▸ Description of the task:
Lift out each line of the data that holds "name".

▸ Source records:
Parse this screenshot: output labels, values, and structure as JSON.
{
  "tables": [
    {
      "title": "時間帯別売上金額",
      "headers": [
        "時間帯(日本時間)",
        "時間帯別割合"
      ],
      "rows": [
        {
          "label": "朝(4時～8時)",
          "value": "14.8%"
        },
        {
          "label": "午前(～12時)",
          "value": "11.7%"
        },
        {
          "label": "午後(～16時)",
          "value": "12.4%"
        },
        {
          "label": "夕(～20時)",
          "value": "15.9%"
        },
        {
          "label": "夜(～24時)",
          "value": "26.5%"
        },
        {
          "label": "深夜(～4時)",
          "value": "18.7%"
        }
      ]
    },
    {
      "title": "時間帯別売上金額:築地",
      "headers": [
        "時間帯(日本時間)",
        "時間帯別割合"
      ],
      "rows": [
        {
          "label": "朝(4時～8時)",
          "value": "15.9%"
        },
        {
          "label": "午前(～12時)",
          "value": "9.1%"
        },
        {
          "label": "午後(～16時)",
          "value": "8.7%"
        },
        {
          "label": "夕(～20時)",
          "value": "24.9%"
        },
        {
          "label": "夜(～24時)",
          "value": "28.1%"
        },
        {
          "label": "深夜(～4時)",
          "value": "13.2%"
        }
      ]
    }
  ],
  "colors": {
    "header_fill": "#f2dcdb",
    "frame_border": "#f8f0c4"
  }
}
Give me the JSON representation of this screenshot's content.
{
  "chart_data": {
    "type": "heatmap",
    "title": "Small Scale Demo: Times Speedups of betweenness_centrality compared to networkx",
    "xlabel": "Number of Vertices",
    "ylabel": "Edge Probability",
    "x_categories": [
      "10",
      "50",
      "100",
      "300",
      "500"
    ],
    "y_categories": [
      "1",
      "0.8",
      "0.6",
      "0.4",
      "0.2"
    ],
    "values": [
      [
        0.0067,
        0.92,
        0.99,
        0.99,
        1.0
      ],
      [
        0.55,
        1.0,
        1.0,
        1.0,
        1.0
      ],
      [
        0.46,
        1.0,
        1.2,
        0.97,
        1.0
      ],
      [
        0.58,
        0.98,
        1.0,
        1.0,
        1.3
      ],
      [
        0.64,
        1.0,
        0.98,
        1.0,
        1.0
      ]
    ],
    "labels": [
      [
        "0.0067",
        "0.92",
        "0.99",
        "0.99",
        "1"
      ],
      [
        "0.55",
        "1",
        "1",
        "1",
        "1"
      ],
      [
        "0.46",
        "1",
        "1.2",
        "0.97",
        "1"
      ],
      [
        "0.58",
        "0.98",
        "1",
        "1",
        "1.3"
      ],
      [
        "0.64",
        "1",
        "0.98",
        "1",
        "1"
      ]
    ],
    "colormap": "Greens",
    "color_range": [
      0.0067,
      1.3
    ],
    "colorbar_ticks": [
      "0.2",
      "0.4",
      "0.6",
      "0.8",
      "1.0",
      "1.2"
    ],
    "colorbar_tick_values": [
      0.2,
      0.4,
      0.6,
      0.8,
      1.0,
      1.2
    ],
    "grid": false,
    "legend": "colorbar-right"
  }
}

...

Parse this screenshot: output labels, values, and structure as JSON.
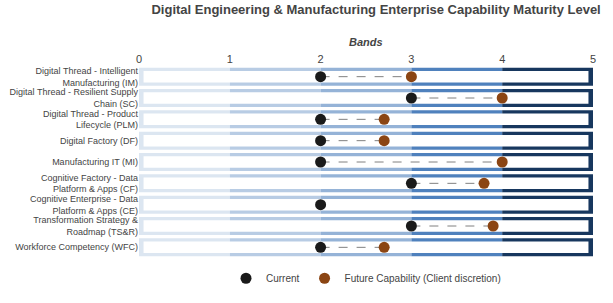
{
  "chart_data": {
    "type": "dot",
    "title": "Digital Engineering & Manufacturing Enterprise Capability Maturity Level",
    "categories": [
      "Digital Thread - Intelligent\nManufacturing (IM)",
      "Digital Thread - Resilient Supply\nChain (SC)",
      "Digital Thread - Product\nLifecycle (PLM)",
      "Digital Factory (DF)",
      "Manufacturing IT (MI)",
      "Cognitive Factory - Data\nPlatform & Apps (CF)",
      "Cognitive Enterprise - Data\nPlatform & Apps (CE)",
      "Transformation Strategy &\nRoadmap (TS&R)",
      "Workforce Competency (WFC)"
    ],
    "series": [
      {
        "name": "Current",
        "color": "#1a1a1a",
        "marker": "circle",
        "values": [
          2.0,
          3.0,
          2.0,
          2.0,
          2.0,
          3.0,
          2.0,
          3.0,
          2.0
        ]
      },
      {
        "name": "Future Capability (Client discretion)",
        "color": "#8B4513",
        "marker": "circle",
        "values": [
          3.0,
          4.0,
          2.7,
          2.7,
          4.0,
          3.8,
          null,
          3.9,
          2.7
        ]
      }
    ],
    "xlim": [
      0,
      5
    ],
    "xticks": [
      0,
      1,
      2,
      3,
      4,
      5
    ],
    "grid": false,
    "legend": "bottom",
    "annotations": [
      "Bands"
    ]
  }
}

▸ Worked answer:
        "name": "Current",
        "name": "Future Capability (Client discretion)",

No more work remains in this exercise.